# Task:
Exactly reproduce each record listed below.
○ ○ ○ ○ ○ ○ ○
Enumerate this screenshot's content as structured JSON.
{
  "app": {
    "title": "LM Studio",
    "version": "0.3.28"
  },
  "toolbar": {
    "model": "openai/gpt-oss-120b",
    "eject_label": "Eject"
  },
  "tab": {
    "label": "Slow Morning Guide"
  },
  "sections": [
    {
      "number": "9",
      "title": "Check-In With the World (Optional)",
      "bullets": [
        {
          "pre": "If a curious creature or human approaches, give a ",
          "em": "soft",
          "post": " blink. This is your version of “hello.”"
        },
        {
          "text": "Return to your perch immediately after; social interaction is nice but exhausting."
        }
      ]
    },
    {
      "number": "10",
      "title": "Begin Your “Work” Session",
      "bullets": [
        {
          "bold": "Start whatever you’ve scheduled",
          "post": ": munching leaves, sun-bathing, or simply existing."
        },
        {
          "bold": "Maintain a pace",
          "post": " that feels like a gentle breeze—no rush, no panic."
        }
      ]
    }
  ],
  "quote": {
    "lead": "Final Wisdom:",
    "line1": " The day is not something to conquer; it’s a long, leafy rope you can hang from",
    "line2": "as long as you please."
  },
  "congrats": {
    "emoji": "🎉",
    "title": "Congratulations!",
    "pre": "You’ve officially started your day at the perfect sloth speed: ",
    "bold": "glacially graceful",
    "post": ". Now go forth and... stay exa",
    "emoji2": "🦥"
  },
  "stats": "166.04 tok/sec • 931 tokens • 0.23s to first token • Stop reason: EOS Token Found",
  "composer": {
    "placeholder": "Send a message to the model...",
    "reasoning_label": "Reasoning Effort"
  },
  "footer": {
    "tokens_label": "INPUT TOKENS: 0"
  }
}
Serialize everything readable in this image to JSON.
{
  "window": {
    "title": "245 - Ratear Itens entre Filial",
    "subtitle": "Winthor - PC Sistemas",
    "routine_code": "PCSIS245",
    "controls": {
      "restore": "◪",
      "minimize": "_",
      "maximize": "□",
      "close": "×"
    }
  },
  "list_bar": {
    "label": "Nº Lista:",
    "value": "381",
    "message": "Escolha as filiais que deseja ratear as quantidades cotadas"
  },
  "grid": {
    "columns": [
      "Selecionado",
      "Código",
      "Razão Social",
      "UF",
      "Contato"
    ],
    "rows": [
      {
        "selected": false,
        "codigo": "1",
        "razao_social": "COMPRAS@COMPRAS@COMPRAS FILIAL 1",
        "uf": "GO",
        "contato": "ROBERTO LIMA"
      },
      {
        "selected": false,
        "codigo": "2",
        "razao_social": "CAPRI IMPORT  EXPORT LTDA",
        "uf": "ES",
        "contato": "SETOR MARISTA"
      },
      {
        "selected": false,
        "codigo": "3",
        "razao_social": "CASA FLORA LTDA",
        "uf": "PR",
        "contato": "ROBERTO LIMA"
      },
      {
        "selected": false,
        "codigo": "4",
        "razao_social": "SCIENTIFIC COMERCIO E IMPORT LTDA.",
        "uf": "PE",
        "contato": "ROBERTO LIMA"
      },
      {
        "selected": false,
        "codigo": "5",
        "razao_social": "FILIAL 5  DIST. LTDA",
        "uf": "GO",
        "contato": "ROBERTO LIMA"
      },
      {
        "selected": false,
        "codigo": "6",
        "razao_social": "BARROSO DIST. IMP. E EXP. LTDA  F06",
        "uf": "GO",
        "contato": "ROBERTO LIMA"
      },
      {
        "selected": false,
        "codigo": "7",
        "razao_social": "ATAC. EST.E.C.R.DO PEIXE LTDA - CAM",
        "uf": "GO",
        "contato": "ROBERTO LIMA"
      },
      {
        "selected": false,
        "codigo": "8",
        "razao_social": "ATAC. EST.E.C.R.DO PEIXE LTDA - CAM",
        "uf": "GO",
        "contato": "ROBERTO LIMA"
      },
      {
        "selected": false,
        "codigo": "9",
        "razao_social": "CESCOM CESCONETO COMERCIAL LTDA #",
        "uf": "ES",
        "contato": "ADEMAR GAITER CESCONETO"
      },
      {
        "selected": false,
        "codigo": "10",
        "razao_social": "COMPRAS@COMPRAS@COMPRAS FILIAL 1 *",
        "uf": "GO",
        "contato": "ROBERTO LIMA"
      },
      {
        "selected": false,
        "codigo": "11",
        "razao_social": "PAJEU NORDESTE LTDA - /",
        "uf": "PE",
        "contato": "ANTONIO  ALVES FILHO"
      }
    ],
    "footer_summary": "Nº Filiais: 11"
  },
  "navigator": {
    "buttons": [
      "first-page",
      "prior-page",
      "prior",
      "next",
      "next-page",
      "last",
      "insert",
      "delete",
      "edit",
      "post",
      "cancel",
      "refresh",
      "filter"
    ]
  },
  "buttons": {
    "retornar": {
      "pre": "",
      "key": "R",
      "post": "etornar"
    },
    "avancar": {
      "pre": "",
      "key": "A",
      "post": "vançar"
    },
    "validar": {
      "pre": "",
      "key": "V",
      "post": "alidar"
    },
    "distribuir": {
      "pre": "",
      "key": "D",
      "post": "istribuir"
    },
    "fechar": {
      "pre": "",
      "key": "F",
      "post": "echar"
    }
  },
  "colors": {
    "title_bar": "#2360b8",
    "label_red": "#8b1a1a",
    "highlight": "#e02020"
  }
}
○ ○ ○ ○ ○ ○ ○
# Correct result:
Enumerate this screenshot's content as structured JSON.
{
  "app": {
    "title": "LM Studio",
    "version": "0.3.28"
  },
  "toolbar": {
    "model": "openai/gpt-oss-120b",
    "eject_label": "Eject"
  },
  "tab": {
    "label": "Slow Morning Guide"
  },
  "sections": [
    {
      "number": "9",
      "title": "Check-In With the World (Optional)",
      "bullets": [
        {
          "pre": "If a curious creature or human approaches, give a ",
          "em": "soft",
          "post": " blink. This is your version of “hello.”"
        },
        {
          "text": "Return to your perch immediately after; social interaction is nice but exhausting."
        }
      ]
    },
    {
      "number": "10",
      "title": "Begin Your “Work” Session",
      "bullets": [
        {
          "bold": "Start whatever you’ve scheduled",
          "post": ": munching leaves, sun-bathing, or simply existing."
        },
        {
          "bold": "Maintain a pace",
          "post": " that feels like a gentle breeze—no rush, no panic."
        }
      ]
    }
  ],
  "quote": {
    "lead": "Final Wisdom:",
    "line1": " The day is not something to conquer; it’s a long, leafy rope you can hang from",
    "line2": "as long as you please."
  },
  "congrats": {
    "emoji": "🎉",
    "title": "Congratulations!",
    "pre": "You’ve officially started your day at the perfect sloth speed: ",
    "bold": "glacially graceful",
    "post": ". Now go forth and... stay exa",
    "emoji2": "🦥"
  },
  "stats": "166.04 tok/sec • 931 tokens • 0.23s to first token • Stop reason: EOS Token Found",
  "composer": {
    "placeholder": "Send a message to the model...",
    "reasoning_label": "Reasoning Effort"
  },
  "footer": {
    "tokens_label": "INPUT TOKENS: 0"
  }
}
Serialize everything readable in this image to JSON.
{
  "window": {
    "title": "245 - Ratear Itens entre Filial",
    "subtitle": "Winthor - PC Sistemas",
    "routine_code": "PCSIS245",
    "controls": {
      "restore": "◪",
      "minimize": "_",
      "maximize": "□",
      "close": "×"
    }
  },
  "list_bar": {
    "label": "Nº Lista:",
    "value": "381",
    "message": "Escolha as filiais que deseja ratear as quantidades cotadas"
  },
  "grid": {
    "columns": [
      "Selecionado",
      "Código",
      "Razão Social",
      "UF",
      "Contato"
    ],
    "rows": [
      {
        "selected": false,
        "codigo": "1",
        "razao_social": "COMPRAS@COMPRAS@COMPRAS FILIAL 1",
        "uf": "GO",
        "contato": "ROBERTO LIMA"
      },
      {
        "selected": false,
        "codigo": "2",
        "razao_social": "CAPRI IMPORT  EXPORT LTDA",
        "uf": "ES",
        "contato": "SETOR MARISTA"
      },
      {
        "selected": false,
        "codigo": "3",
        "razao_social": "CASA FLORA LTDA",
        "uf": "PR",
        "contato": "ROBERTO LIMA"
      },
      {
        "selected": false,
        "codigo": "4",
        "razao_social": "SCIENTIFIC COMERCIO E IMPORT LTDA.",
        "uf": "PE",
        "contato": "ROBERTO LIMA"
      },
      {
        "selected": false,
        "codigo": "5",
        "razao_social": "FILIAL 5  DIST. LTDA",
        "uf": "GO",
        "contato": "ROBERTO LIMA"
      },
      {
        "selected": false,
        "codigo": "6",
        "razao_social": "BARROSO DIST. IMP. E EXP. LTDA  F06",
        "uf": "GO",
        "contato": "ROBERTO LIMA"
      },
      {
        "selected": false,
        "codigo": "7",
        "razao_social": "ATAC. EST.E.C.R.DO PEIXE LTDA - CAM",
        "uf": "GO",
        "contato": "ROBERTO LIMA"
      },
      {
        "selected": false,
        "codigo": "8",
        "razao_social": "ATAC. EST.E.C.R.DO PEIXE LTDA - CAM",
        "uf": "GO",
        "contato": "ROBERTO LIMA"
      },
      {
        "selected": false,
        "codigo": "9",
        "razao_social": "CESCOM CESCONETO COMERCIAL LTDA #",
        "uf": "ES",
        "contato": "ADEMAR GAITER CESCONETO"
      },
      {
        "selected": false,
        "codigo": "10",
        "razao_social": "COMPRAS@COMPRAS@COMPRAS FILIAL 1 *",
        "uf": "GO",
        "contato": "ROBERTO LIMA"
      },
      {
        "selected": false,
        "codigo": "11",
        "razao_social": "PAJEU NORDESTE LTDA - /",
        "uf": "PE",
        "contato": "ANTONIO  ALVES FILHO"
      }
    ],
    "footer_summary": "Nº Filiais: 11"
  },
  "navigator": {
    "buttons": [
      "first-page",
      "prior-page",
      "prior",
      "next",
      "next-page",
      "last",
      "insert",
      "delete",
      "edit",
      "post",
      "cancel",
      "refresh",
      "filter"
    ]
  },
  "buttons": {
    "retornar": {
      "pre": "",
      "key": "R",
      "post": "etornar"
    },
    "avancar": {
      "pre": "",
      "key": "A",
      "post": "vançar"
    },
    "validar": {
      "pre": "",
      "key": "V",
      "post": "alidar"
    },
    "distribuir": {
      "pre": "",
      "key": "D",
      "post": "istribuir"
    },
    "fechar": {
      "pre": "",
      "key": "F",
      "post": "echar"
    }
  },
  "colors": {
    "title_bar": "#2360b8",
    "label_red": "#8b1a1a",
    "highlight": "#e02020"
  }
}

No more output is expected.